-- SOURCE MATERIAL start --
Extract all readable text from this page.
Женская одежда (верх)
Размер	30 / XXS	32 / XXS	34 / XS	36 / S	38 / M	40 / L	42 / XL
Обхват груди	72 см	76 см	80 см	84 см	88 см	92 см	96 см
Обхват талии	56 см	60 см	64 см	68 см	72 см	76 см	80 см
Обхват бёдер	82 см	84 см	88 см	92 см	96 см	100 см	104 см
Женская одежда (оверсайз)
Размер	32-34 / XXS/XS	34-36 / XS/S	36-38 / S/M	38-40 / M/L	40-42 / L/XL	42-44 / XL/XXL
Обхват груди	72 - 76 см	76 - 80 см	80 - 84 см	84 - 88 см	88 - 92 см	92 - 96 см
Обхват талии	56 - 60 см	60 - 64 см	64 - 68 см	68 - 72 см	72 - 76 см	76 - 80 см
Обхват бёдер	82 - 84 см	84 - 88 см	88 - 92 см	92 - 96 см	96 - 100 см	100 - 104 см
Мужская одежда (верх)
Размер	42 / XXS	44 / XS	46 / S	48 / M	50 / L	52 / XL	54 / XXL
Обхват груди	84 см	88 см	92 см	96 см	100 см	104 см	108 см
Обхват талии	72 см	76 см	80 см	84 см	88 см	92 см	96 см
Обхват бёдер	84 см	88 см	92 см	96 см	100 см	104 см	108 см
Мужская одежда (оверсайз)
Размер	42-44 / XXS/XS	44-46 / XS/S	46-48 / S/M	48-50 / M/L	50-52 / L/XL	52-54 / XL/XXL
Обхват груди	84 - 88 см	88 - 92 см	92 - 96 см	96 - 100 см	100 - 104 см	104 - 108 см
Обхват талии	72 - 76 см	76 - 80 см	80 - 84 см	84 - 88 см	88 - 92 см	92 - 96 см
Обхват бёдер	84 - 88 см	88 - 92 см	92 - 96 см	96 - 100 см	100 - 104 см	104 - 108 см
-- SOURCE MATERIAL end --
TASK TO COMPLETE: Copy every line above that includes the string "груди".

EXERCISE ANSWER:
Обхват груди	72 см	76 см	80 см	84 см	88 см	92 см	96 см
Обхват груди	72 - 76 см	76 - 80 см	80 - 84 см	84 - 88 см	88 - 92 см	92 - 96 см
Обхват груди	84 см	88 см	92 см	96 см	100 см	104 см	108 см
Обхват груди	84 - 88 см	88 - 92 см	92 - 96 см	96 - 100 см	100 - 104 см	104 - 108 см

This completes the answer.